• EXERCISE:
Pull every line with the word "существования" out of the entries below.

• DATA FOR THE TASK:
[Start]

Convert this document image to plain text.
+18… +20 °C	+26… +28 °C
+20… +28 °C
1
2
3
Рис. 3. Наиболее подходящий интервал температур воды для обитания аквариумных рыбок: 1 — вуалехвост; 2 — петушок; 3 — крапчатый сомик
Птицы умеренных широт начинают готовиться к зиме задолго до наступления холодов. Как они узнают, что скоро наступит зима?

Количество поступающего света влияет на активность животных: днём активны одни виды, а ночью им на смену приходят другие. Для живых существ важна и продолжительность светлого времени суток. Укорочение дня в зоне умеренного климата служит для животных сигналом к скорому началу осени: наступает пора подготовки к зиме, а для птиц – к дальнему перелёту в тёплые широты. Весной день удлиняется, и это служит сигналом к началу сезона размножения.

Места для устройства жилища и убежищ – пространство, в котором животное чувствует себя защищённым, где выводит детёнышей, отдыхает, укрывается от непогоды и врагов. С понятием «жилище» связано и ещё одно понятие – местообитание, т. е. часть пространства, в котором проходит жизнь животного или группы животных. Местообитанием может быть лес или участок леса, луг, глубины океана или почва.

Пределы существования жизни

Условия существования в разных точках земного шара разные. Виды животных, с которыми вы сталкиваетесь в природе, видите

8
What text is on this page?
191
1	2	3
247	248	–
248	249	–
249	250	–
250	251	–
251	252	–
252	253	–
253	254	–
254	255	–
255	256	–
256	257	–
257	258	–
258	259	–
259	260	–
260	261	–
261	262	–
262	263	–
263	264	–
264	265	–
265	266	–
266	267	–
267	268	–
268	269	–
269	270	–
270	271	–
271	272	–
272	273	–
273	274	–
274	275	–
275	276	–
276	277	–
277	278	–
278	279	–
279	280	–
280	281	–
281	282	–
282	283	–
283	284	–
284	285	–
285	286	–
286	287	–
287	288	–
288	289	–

[End]

• FULL RESPONSE:
Пределы существования жизни
Условия существования в разных точках земного шара разные. Виды животных, с которыми вы сталкиваетесь в природе, видите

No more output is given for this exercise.